§ **DATA SHOWN**
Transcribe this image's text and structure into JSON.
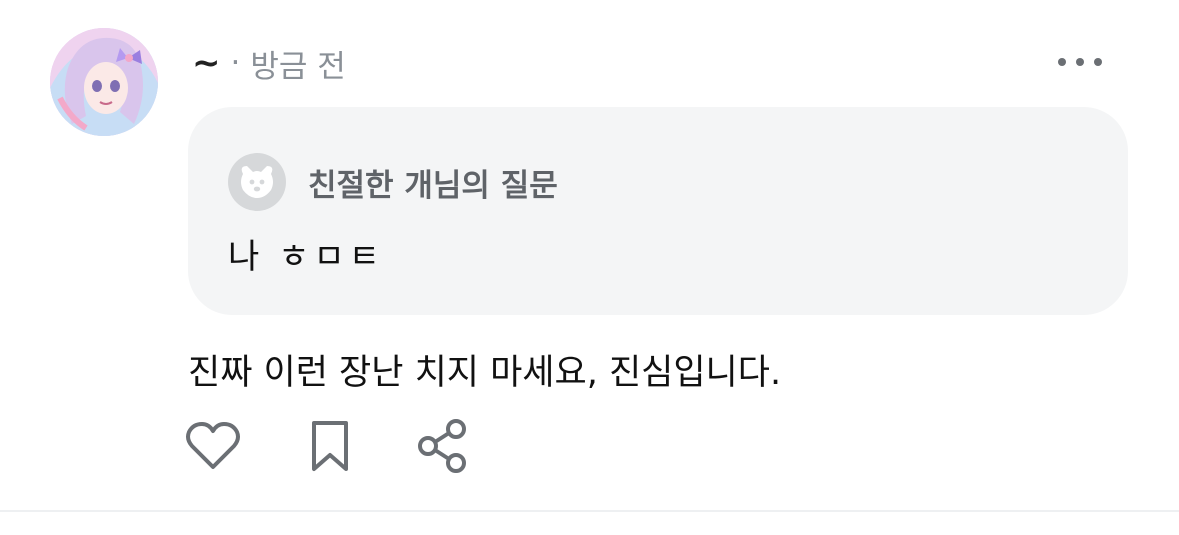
{
  "post": {
    "username": "~",
    "separator": "·",
    "timestamp": "방금 전",
    "more_icon": "more-horizontal-icon",
    "question": {
      "asker": "친절한 개님의 질문",
      "asker_icon": "anonymous-dog-icon",
      "text": "나 ㅎㅁㅌ"
    },
    "answer": "진짜 이런 장난 치지 마세요, 진심입니다.",
    "actions": {
      "like_icon": "heart-icon",
      "save_icon": "bookmark-icon",
      "share_icon": "share-icon"
    }
  },
  "colors": {
    "card_background": "#f4f5f6",
    "icon": "#6b6f74",
    "muted_text": "#8a9097"
  }
}
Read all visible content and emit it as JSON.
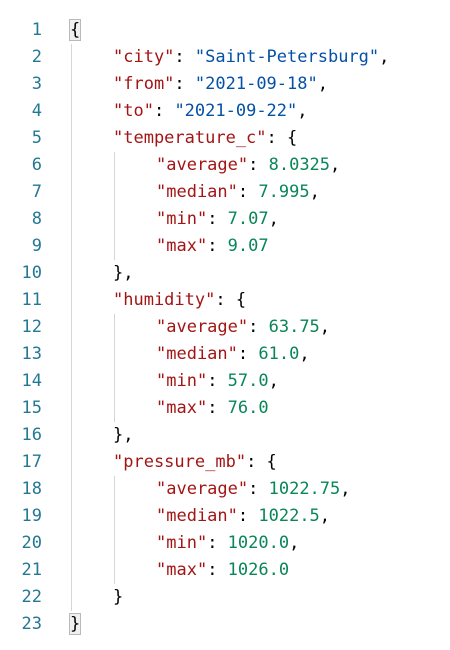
{
  "editor": {
    "colors": {
      "key": "#a31515",
      "string": "#0451a5",
      "number": "#098658",
      "line_number": "#237893"
    },
    "lines": [
      {
        "n": "1",
        "indent": 0,
        "tokens": [
          {
            "t": "{",
            "c": "pun",
            "hl": true
          }
        ]
      },
      {
        "n": "2",
        "indent": 1,
        "tokens": [
          {
            "t": "\"city\"",
            "c": "key"
          },
          {
            "t": ": ",
            "c": "pun"
          },
          {
            "t": "\"Saint-Petersburg\"",
            "c": "str"
          },
          {
            "t": ",",
            "c": "pun"
          }
        ]
      },
      {
        "n": "3",
        "indent": 1,
        "tokens": [
          {
            "t": "\"from\"",
            "c": "key"
          },
          {
            "t": ": ",
            "c": "pun"
          },
          {
            "t": "\"2021-09-18\"",
            "c": "str"
          },
          {
            "t": ",",
            "c": "pun"
          }
        ]
      },
      {
        "n": "4",
        "indent": 1,
        "tokens": [
          {
            "t": "\"to\"",
            "c": "key"
          },
          {
            "t": ": ",
            "c": "pun"
          },
          {
            "t": "\"2021-09-22\"",
            "c": "str"
          },
          {
            "t": ",",
            "c": "pun"
          }
        ]
      },
      {
        "n": "5",
        "indent": 1,
        "tokens": [
          {
            "t": "\"temperature_c\"",
            "c": "key"
          },
          {
            "t": ": {",
            "c": "pun"
          }
        ]
      },
      {
        "n": "6",
        "indent": 2,
        "tokens": [
          {
            "t": "\"average\"",
            "c": "key"
          },
          {
            "t": ": ",
            "c": "pun"
          },
          {
            "t": "8.0325",
            "c": "num"
          },
          {
            "t": ",",
            "c": "pun"
          }
        ]
      },
      {
        "n": "7",
        "indent": 2,
        "tokens": [
          {
            "t": "\"median\"",
            "c": "key"
          },
          {
            "t": ": ",
            "c": "pun"
          },
          {
            "t": "7.995",
            "c": "num"
          },
          {
            "t": ",",
            "c": "pun"
          }
        ]
      },
      {
        "n": "8",
        "indent": 2,
        "tokens": [
          {
            "t": "\"min\"",
            "c": "key"
          },
          {
            "t": ": ",
            "c": "pun"
          },
          {
            "t": "7.07",
            "c": "num"
          },
          {
            "t": ",",
            "c": "pun"
          }
        ]
      },
      {
        "n": "9",
        "indent": 2,
        "tokens": [
          {
            "t": "\"max\"",
            "c": "key"
          },
          {
            "t": ": ",
            "c": "pun"
          },
          {
            "t": "9.07",
            "c": "num"
          }
        ]
      },
      {
        "n": "10",
        "indent": 1,
        "tokens": [
          {
            "t": "},",
            "c": "pun"
          }
        ]
      },
      {
        "n": "11",
        "indent": 1,
        "tokens": [
          {
            "t": "\"humidity\"",
            "c": "key"
          },
          {
            "t": ": {",
            "c": "pun"
          }
        ]
      },
      {
        "n": "12",
        "indent": 2,
        "tokens": [
          {
            "t": "\"average\"",
            "c": "key"
          },
          {
            "t": ": ",
            "c": "pun"
          },
          {
            "t": "63.75",
            "c": "num"
          },
          {
            "t": ",",
            "c": "pun"
          }
        ]
      },
      {
        "n": "13",
        "indent": 2,
        "tokens": [
          {
            "t": "\"median\"",
            "c": "key"
          },
          {
            "t": ": ",
            "c": "pun"
          },
          {
            "t": "61.0",
            "c": "num"
          },
          {
            "t": ",",
            "c": "pun"
          }
        ]
      },
      {
        "n": "14",
        "indent": 2,
        "tokens": [
          {
            "t": "\"min\"",
            "c": "key"
          },
          {
            "t": ": ",
            "c": "pun"
          },
          {
            "t": "57.0",
            "c": "num"
          },
          {
            "t": ",",
            "c": "pun"
          }
        ]
      },
      {
        "n": "15",
        "indent": 2,
        "tokens": [
          {
            "t": "\"max\"",
            "c": "key"
          },
          {
            "t": ": ",
            "c": "pun"
          },
          {
            "t": "76.0",
            "c": "num"
          }
        ]
      },
      {
        "n": "16",
        "indent": 1,
        "tokens": [
          {
            "t": "},",
            "c": "pun"
          }
        ]
      },
      {
        "n": "17",
        "indent": 1,
        "tokens": [
          {
            "t": "\"pressure_mb\"",
            "c": "key"
          },
          {
            "t": ": {",
            "c": "pun"
          }
        ]
      },
      {
        "n": "18",
        "indent": 2,
        "tokens": [
          {
            "t": "\"average\"",
            "c": "key"
          },
          {
            "t": ": ",
            "c": "pun"
          },
          {
            "t": "1022.75",
            "c": "num"
          },
          {
            "t": ",",
            "c": "pun"
          }
        ]
      },
      {
        "n": "19",
        "indent": 2,
        "tokens": [
          {
            "t": "\"median\"",
            "c": "key"
          },
          {
            "t": ": ",
            "c": "pun"
          },
          {
            "t": "1022.5",
            "c": "num"
          },
          {
            "t": ",",
            "c": "pun"
          }
        ]
      },
      {
        "n": "20",
        "indent": 2,
        "tokens": [
          {
            "t": "\"min\"",
            "c": "key"
          },
          {
            "t": ": ",
            "c": "pun"
          },
          {
            "t": "1020.0",
            "c": "num"
          },
          {
            "t": ",",
            "c": "pun"
          }
        ]
      },
      {
        "n": "21",
        "indent": 2,
        "tokens": [
          {
            "t": "\"max\"",
            "c": "key"
          },
          {
            "t": ": ",
            "c": "pun"
          },
          {
            "t": "1026.0",
            "c": "num"
          }
        ]
      },
      {
        "n": "22",
        "indent": 1,
        "tokens": [
          {
            "t": "}",
            "c": "pun"
          }
        ]
      },
      {
        "n": "23",
        "indent": 0,
        "tokens": [
          {
            "t": "}",
            "c": "pun",
            "hl": true
          }
        ]
      }
    ]
  }
}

§ **YOUR GOAL**
Transcribe the entries above verbatim, omitting their pictures.

§ **RESULT OF THIS TASK**
Transcribe this image's text and structure into JSON.
{
  "post": {
    "username": "~",
    "separator": "·",
    "timestamp": "방금 전",
    "more_icon": "more-horizontal-icon",
    "question": {
      "asker": "친절한 개님의 질문",
      "asker_icon": "anonymous-dog-icon",
      "text": "나 ㅎㅁㅌ"
    },
    "answer": "진짜 이런 장난 치지 마세요, 진심입니다.",
    "actions": {
      "like_icon": "heart-icon",
      "save_icon": "bookmark-icon",
      "share_icon": "share-icon"
    }
  },
  "colors": {
    "card_background": "#f4f5f6",
    "icon": "#6b6f74",
    "muted_text": "#8a9097"
  }
}
Read all visible content and emit it as JSON.
{
  "editor": {
    "colors": {
      "key": "#a31515",
      "string": "#0451a5",
      "number": "#098658",
      "line_number": "#237893"
    },
    "lines": [
      {
        "n": "1",
        "indent": 0,
        "tokens": [
          {
            "t": "{",
            "c": "pun",
            "hl": true
          }
        ]
      },
      {
        "n": "2",
        "indent": 1,
        "tokens": [
          {
            "t": "\"city\"",
            "c": "key"
          },
          {
            "t": ": ",
            "c": "pun"
          },
          {
            "t": "\"Saint-Petersburg\"",
            "c": "str"
          },
          {
            "t": ",",
            "c": "pun"
          }
        ]
      },
      {
        "n": "3",
        "indent": 1,
        "tokens": [
          {
            "t": "\"from\"",
            "c": "key"
          },
          {
            "t": ": ",
            "c": "pun"
          },
          {
            "t": "\"2021-09-18\"",
            "c": "str"
          },
          {
            "t": ",",
            "c": "pun"
          }
        ]
      },
      {
        "n": "4",
        "indent": 1,
        "tokens": [
          {
            "t": "\"to\"",
            "c": "key"
          },
          {
            "t": ": ",
            "c": "pun"
          },
          {
            "t": "\"2021-09-22\"",
            "c": "str"
          },
          {
            "t": ",",
            "c": "pun"
          }
        ]
      },
      {
        "n": "5",
        "indent": 1,
        "tokens": [
          {
            "t": "\"temperature_c\"",
            "c": "key"
          },
          {
            "t": ": {",
            "c": "pun"
          }
        ]
      },
      {
        "n": "6",
        "indent": 2,
        "tokens": [
          {
            "t": "\"average\"",
            "c": "key"
          },
          {
            "t": ": ",
            "c": "pun"
          },
          {
            "t": "8.0325",
            "c": "num"
          },
          {
            "t": ",",
            "c": "pun"
          }
        ]
      },
      {
        "n": "7",
        "indent": 2,
        "tokens": [
          {
            "t": "\"median\"",
            "c": "key"
          },
          {
            "t": ": ",
            "c": "pun"
          },
          {
            "t": "7.995",
            "c": "num"
          },
          {
            "t": ",",
            "c": "pun"
          }
        ]
      },
      {
        "n": "8",
        "indent": 2,
        "tokens": [
          {
            "t": "\"min\"",
            "c": "key"
          },
          {
            "t": ": ",
            "c": "pun"
          },
          {
            "t": "7.07",
            "c": "num"
          },
          {
            "t": ",",
            "c": "pun"
          }
        ]
      },
      {
        "n": "9",
        "indent": 2,
        "tokens": [
          {
            "t": "\"max\"",
            "c": "key"
          },
          {
            "t": ": ",
            "c": "pun"
          },
          {
            "t": "9.07",
            "c": "num"
          }
        ]
      },
      {
        "n": "10",
        "indent": 1,
        "tokens": [
          {
            "t": "},",
            "c": "pun"
          }
        ]
      },
      {
        "n": "11",
        "indent": 1,
        "tokens": [
          {
            "t": "\"humidity\"",
            "c": "key"
          },
          {
            "t": ": {",
            "c": "pun"
          }
        ]
      },
      {
        "n": "12",
        "indent": 2,
        "tokens": [
          {
            "t": "\"average\"",
            "c": "key"
          },
          {
            "t": ": ",
            "c": "pun"
          },
          {
            "t": "63.75",
            "c": "num"
          },
          {
            "t": ",",
            "c": "pun"
          }
        ]
      },
      {
        "n": "13",
        "indent": 2,
        "tokens": [
          {
            "t": "\"median\"",
            "c": "key"
          },
          {
            "t": ": ",
            "c": "pun"
          },
          {
            "t": "61.0",
            "c": "num"
          },
          {
            "t": ",",
            "c": "pun"
          }
        ]
      },
      {
        "n": "14",
        "indent": 2,
        "tokens": [
          {
            "t": "\"min\"",
            "c": "key"
          },
          {
            "t": ": ",
            "c": "pun"
          },
          {
            "t": "57.0",
            "c": "num"
          },
          {
            "t": ",",
            "c": "pun"
          }
        ]
      },
      {
        "n": "15",
        "indent": 2,
        "tokens": [
          {
            "t": "\"max\"",
            "c": "key"
          },
          {
            "t": ": ",
            "c": "pun"
          },
          {
            "t": "76.0",
            "c": "num"
          }
        ]
      },
      {
        "n": "16",
        "indent": 1,
        "tokens": [
          {
            "t": "},",
            "c": "pun"
          }
        ]
      },
      {
        "n": "17",
        "indent": 1,
        "tokens": [
          {
            "t": "\"pressure_mb\"",
            "c": "key"
          },
          {
            "t": ": {",
            "c": "pun"
          }
        ]
      },
      {
        "n": "18",
        "indent": 2,
        "tokens": [
          {
            "t": "\"average\"",
            "c": "key"
          },
          {
            "t": ": ",
            "c": "pun"
          },
          {
            "t": "1022.75",
            "c": "num"
          },
          {
            "t": ",",
            "c": "pun"
          }
        ]
      },
      {
        "n": "19",
        "indent": 2,
        "tokens": [
          {
            "t": "\"median\"",
            "c": "key"
          },
          {
            "t": ": ",
            "c": "pun"
          },
          {
            "t": "1022.5",
            "c": "num"
          },
          {
            "t": ",",
            "c": "pun"
          }
        ]
      },
      {
        "n": "20",
        "indent": 2,
        "tokens": [
          {
            "t": "\"min\"",
            "c": "key"
          },
          {
            "t": ": ",
            "c": "pun"
          },
          {
            "t": "1020.0",
            "c": "num"
          },
          {
            "t": ",",
            "c": "pun"
          }
        ]
      },
      {
        "n": "21",
        "indent": 2,
        "tokens": [
          {
            "t": "\"max\"",
            "c": "key"
          },
          {
            "t": ": ",
            "c": "pun"
          },
          {
            "t": "1026.0",
            "c": "num"
          }
        ]
      },
      {
        "n": "22",
        "indent": 1,
        "tokens": [
          {
            "t": "}",
            "c": "pun"
          }
        ]
      },
      {
        "n": "23",
        "indent": 0,
        "tokens": [
          {
            "t": "}",
            "c": "pun",
            "hl": true
          }
        ]
      }
    ]
  }
}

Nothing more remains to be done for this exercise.